- Requirements -
Repeat every line of the material, character for character.

- Data for this exercise -
——————

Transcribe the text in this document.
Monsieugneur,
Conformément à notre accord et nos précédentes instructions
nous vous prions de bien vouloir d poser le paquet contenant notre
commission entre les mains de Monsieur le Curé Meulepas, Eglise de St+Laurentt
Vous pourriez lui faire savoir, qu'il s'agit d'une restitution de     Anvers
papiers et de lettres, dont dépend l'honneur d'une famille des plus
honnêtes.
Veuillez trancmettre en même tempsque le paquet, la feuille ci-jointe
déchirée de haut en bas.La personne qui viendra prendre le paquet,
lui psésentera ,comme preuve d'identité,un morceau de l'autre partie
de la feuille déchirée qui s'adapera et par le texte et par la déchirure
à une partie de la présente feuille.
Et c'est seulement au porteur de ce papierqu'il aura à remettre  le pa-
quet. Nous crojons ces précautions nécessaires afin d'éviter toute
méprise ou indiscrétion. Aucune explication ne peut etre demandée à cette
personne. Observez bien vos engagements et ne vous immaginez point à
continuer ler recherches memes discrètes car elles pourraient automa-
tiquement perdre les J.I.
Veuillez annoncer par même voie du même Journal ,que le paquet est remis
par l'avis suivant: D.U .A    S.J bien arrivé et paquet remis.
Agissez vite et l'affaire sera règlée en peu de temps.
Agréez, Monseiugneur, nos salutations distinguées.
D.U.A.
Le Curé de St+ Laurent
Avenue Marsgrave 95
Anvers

——————

- Result for this exercise -
Transcribe the text in this document.
Monsieugneur,
Conformément à notre accord et nos précédentes instructions
nous vous prions de bien vouloir d poser le paquet contenant notre
commission entre les mains de Monsieur le Curé Meulepas, Eglise de St+Laurentt
Vous pourriez lui faire savoir, qu'il s'agit d'une restitution de     Anvers
papiers et de lettres, dont dépend l'honneur d'une famille des plus
honnêtes.
Veuillez trancmettre en même tempsque le paquet, la feuille ci-jointe
déchirée de haut en bas.La personne qui viendra prendre le paquet,
lui psésentera ,comme preuve d'identité,un morceau de l'autre partie
de la feuille déchirée qui s'adapera et par le texte et par la déchirure
à une partie de la présente feuille.
Et c'est seulement au porteur de ce papierqu'il aura à remettre  le pa-
quet. Nous crojons ces précautions nécessaires afin d'éviter toute
méprise ou indiscrétion. Aucune explication ne peut etre demandée à cette
personne. Observez bien vos engagements et ne vous immaginez point à
continuer ler recherches memes discrètes car elles pourraient automa-
tiquement perdre les J.I.
Veuillez annoncer par même voie du même Journal ,que le paquet est remis
par l'avis suivant: D.U .A    S.J bien arrivé et paquet remis.
Agissez vite et l'affaire sera règlée en peu de temps.
Agréez, Monseiugneur, nos salutations distinguées.
D.U.A.
Le Curé de St+ Laurent
Avenue Marsgrave 95
Anvers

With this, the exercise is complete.